§ Supplied data:
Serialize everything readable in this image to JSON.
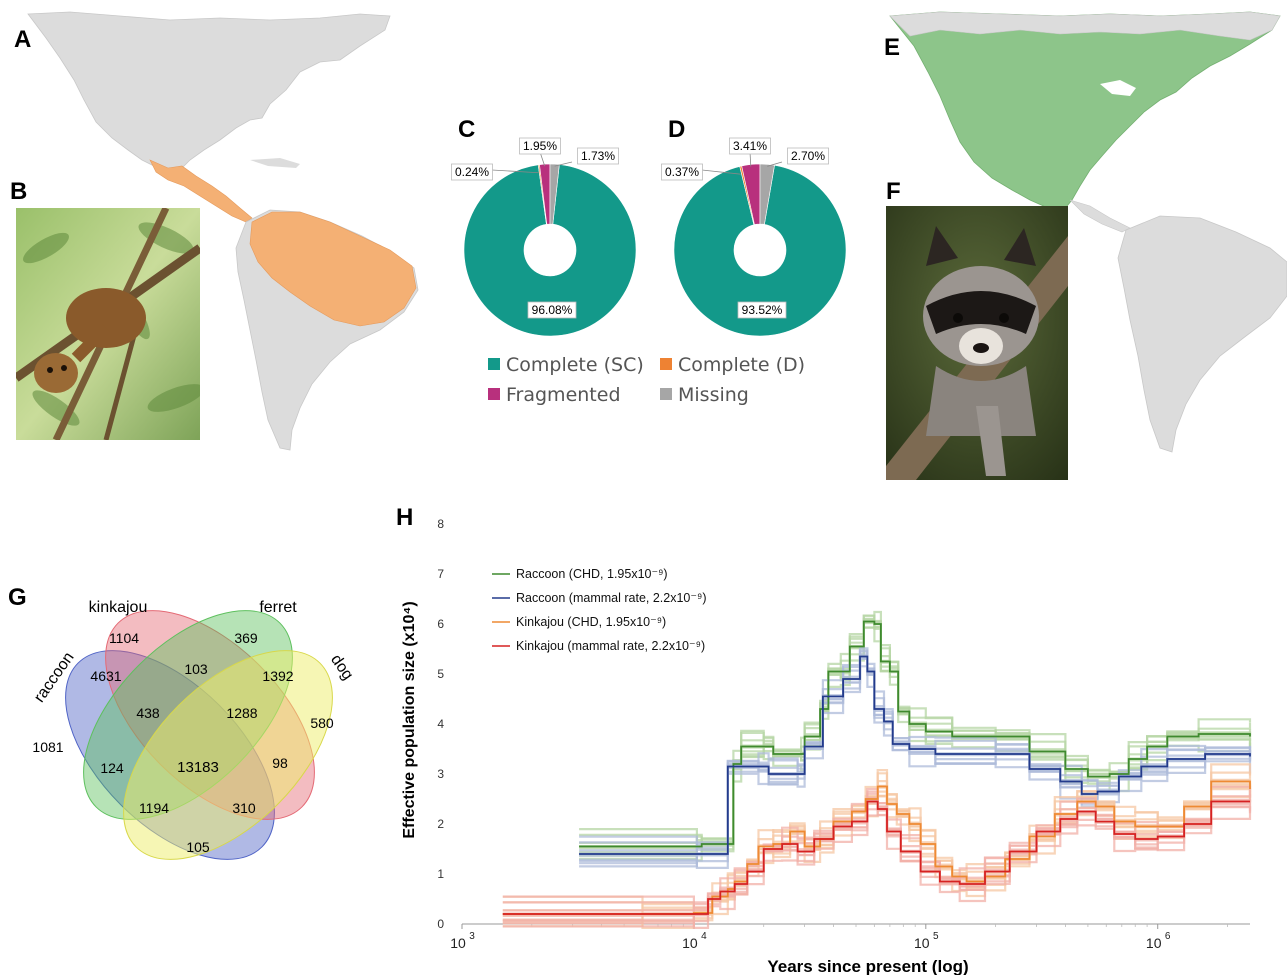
{
  "panels": {
    "A": "A",
    "B": "B",
    "C": "C",
    "D": "D",
    "E": "E",
    "F": "F",
    "G": "G",
    "H": "H"
  },
  "colors": {
    "kinkajou_range": "#f4b074",
    "raccoon_range": "#8dc58a",
    "land": "#dcdcdc",
    "sc": "#13998a",
    "d": "#ee8233",
    "frag": "#b8307d",
    "missing": "#a6a6a6"
  },
  "pies": [
    {
      "letter": "C",
      "sc": 96.08,
      "d": 0.24,
      "frag": 1.95,
      "missing": 1.73,
      "labels": {
        "sc": "96.08%",
        "d": "0.24%",
        "frag": "1.95%",
        "missing": "1.73%"
      }
    },
    {
      "letter": "D",
      "sc": 93.52,
      "d": 0.37,
      "frag": 3.41,
      "missing": 2.7,
      "labels": {
        "sc": "93.52%",
        "d": "0.37%",
        "frag": "3.41%",
        "missing": "2.70%"
      }
    }
  ],
  "pie_legend": {
    "sc": "Complete (SC)",
    "d": "Complete (D)",
    "frag": "Fragmented",
    "missing": "Missing"
  },
  "venn": {
    "sets": [
      "raccoon",
      "kinkajou",
      "ferret",
      "dog"
    ],
    "colors": [
      "#4f63c6",
      "#e46a75",
      "#5ec05e",
      "#eded6a"
    ],
    "counts": {
      "raccoon_only": "1081",
      "kinkajou_only": "1104",
      "ferret_only": "369",
      "dog_only": "580",
      "rk": "4631",
      "kf": "103",
      "fd": "1392",
      "rf": "124",
      "kd": "98",
      "rd": "105",
      "rkf": "438",
      "kfd": "1288",
      "rfd": "1194",
      "rkd": "310",
      "all": "13183"
    }
  },
  "chart_data": {
    "type": "line",
    "title": "",
    "xlabel": "Years since present (log)",
    "ylabel": "Effective population size (x10⁴)",
    "xscale": "log",
    "xlim": [
      1000,
      2500000
    ],
    "ylim": [
      0,
      8
    ],
    "x_ticks": [
      {
        "value": 1000,
        "base": "10",
        "exp": "3"
      },
      {
        "value": 10000,
        "base": "10",
        "exp": "4"
      },
      {
        "value": 100000,
        "base": "10",
        "exp": "5"
      },
      {
        "value": 1000000,
        "base": "10",
        "exp": "6"
      }
    ],
    "y_ticks": [
      "0",
      "1",
      "2",
      "3",
      "4",
      "5",
      "6",
      "7",
      "8"
    ],
    "legend_placement": "top-left",
    "series": [
      {
        "name": "Raccoon (CHD, 1.95x10⁻⁹)",
        "color": "#3f8a2f",
        "band": "#b6d6a4",
        "points": [
          [
            3200,
            1.55
          ],
          [
            10300,
            1.55
          ],
          [
            10800,
            1.6
          ],
          [
            14800,
            3.2
          ],
          [
            16000,
            3.55
          ],
          [
            20000,
            3.55
          ],
          [
            22000,
            3.4
          ],
          [
            29000,
            3.4
          ],
          [
            30000,
            3.75
          ],
          [
            35000,
            4.3
          ],
          [
            38000,
            5.05
          ],
          [
            43000,
            5.05
          ],
          [
            47000,
            5.55
          ],
          [
            54000,
            6.05
          ],
          [
            60000,
            6.0
          ],
          [
            64000,
            5.25
          ],
          [
            70000,
            5.05
          ],
          [
            76000,
            4.25
          ],
          [
            85000,
            4.0
          ],
          [
            100000,
            3.85
          ],
          [
            130000,
            3.75
          ],
          [
            200000,
            3.75
          ],
          [
            280000,
            3.45
          ],
          [
            400000,
            3.1
          ],
          [
            500000,
            2.95
          ],
          [
            620000,
            3.0
          ],
          [
            750000,
            3.3
          ],
          [
            900000,
            3.55
          ],
          [
            1100000,
            3.75
          ],
          [
            1500000,
            3.8
          ],
          [
            2500000,
            3.75
          ]
        ]
      },
      {
        "name": "Raccoon (mammal rate, 2.2x10⁻⁹)",
        "color": "#233b8c",
        "band": "#aebbd9",
        "points": [
          [
            3200,
            1.4
          ],
          [
            10300,
            1.4
          ],
          [
            14000,
            3.15
          ],
          [
            19000,
            3.15
          ],
          [
            21000,
            3.0
          ],
          [
            28000,
            3.0
          ],
          [
            30000,
            3.55
          ],
          [
            36000,
            4.55
          ],
          [
            44000,
            4.9
          ],
          [
            52000,
            5.35
          ],
          [
            56000,
            5.05
          ],
          [
            60000,
            4.3
          ],
          [
            66000,
            4.05
          ],
          [
            72000,
            3.6
          ],
          [
            85000,
            3.5
          ],
          [
            110000,
            3.4
          ],
          [
            200000,
            3.4
          ],
          [
            280000,
            3.1
          ],
          [
            380000,
            2.85
          ],
          [
            470000,
            2.6
          ],
          [
            550000,
            2.65
          ],
          [
            680000,
            2.95
          ],
          [
            850000,
            3.15
          ],
          [
            1100000,
            3.3
          ],
          [
            1600000,
            3.4
          ],
          [
            2500000,
            3.35
          ]
        ]
      },
      {
        "name": "Kinkajou (CHD, 1.95x10⁻⁹)",
        "color": "#ee8a33",
        "band": "#f5c7a3",
        "points": [
          [
            1500,
            0.2
          ],
          [
            6000,
            0.2
          ],
          [
            10000,
            0.22
          ],
          [
            12000,
            0.55
          ],
          [
            14000,
            0.7
          ],
          [
            15000,
            0.85
          ],
          [
            17000,
            1.2
          ],
          [
            19000,
            1.55
          ],
          [
            22000,
            1.6
          ],
          [
            26000,
            1.85
          ],
          [
            30000,
            1.55
          ],
          [
            35000,
            1.7
          ],
          [
            40000,
            2.05
          ],
          [
            48000,
            2.25
          ],
          [
            55000,
            2.5
          ],
          [
            62000,
            2.75
          ],
          [
            68000,
            2.4
          ],
          [
            75000,
            2.2
          ],
          [
            85000,
            2.0
          ],
          [
            95000,
            1.6
          ],
          [
            110000,
            1.15
          ],
          [
            130000,
            0.95
          ],
          [
            150000,
            0.85
          ],
          [
            180000,
            0.95
          ],
          [
            220000,
            1.3
          ],
          [
            280000,
            1.75
          ],
          [
            360000,
            2.2
          ],
          [
            450000,
            2.45
          ],
          [
            540000,
            2.35
          ],
          [
            650000,
            2.05
          ],
          [
            800000,
            1.95
          ],
          [
            1000000,
            1.95
          ],
          [
            1300000,
            2.35
          ],
          [
            1700000,
            2.85
          ],
          [
            2500000,
            2.7
          ]
        ]
      },
      {
        "name": "Kinkajou (mammal rate, 2.2x10⁻⁹)",
        "color": "#d62222",
        "band": "#f2b0a8",
        "points": [
          [
            1500,
            0.2
          ],
          [
            10000,
            0.2
          ],
          [
            11500,
            0.5
          ],
          [
            13000,
            0.65
          ],
          [
            15000,
            0.8
          ],
          [
            17000,
            1.05
          ],
          [
            20000,
            1.5
          ],
          [
            24000,
            1.6
          ],
          [
            28000,
            1.45
          ],
          [
            33000,
            1.7
          ],
          [
            40000,
            1.95
          ],
          [
            48000,
            2.05
          ],
          [
            56000,
            2.45
          ],
          [
            62000,
            2.3
          ],
          [
            68000,
            1.85
          ],
          [
            78000,
            1.45
          ],
          [
            95000,
            1.05
          ],
          [
            115000,
            0.85
          ],
          [
            140000,
            0.8
          ],
          [
            180000,
            1.05
          ],
          [
            230000,
            1.45
          ],
          [
            300000,
            1.85
          ],
          [
            380000,
            2.1
          ],
          [
            450000,
            2.25
          ],
          [
            540000,
            2.05
          ],
          [
            650000,
            1.8
          ],
          [
            800000,
            1.7
          ],
          [
            1000000,
            1.75
          ],
          [
            1300000,
            2.0
          ],
          [
            1700000,
            2.45
          ],
          [
            2500000,
            2.45
          ]
        ]
      }
    ]
  }
}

§ Exercise aim:
Extract every line above containing the word "value".

§ Output of the task:
        "value": 1000,
        "value": 10000,
        "value": 100000,
        "value": 1000000,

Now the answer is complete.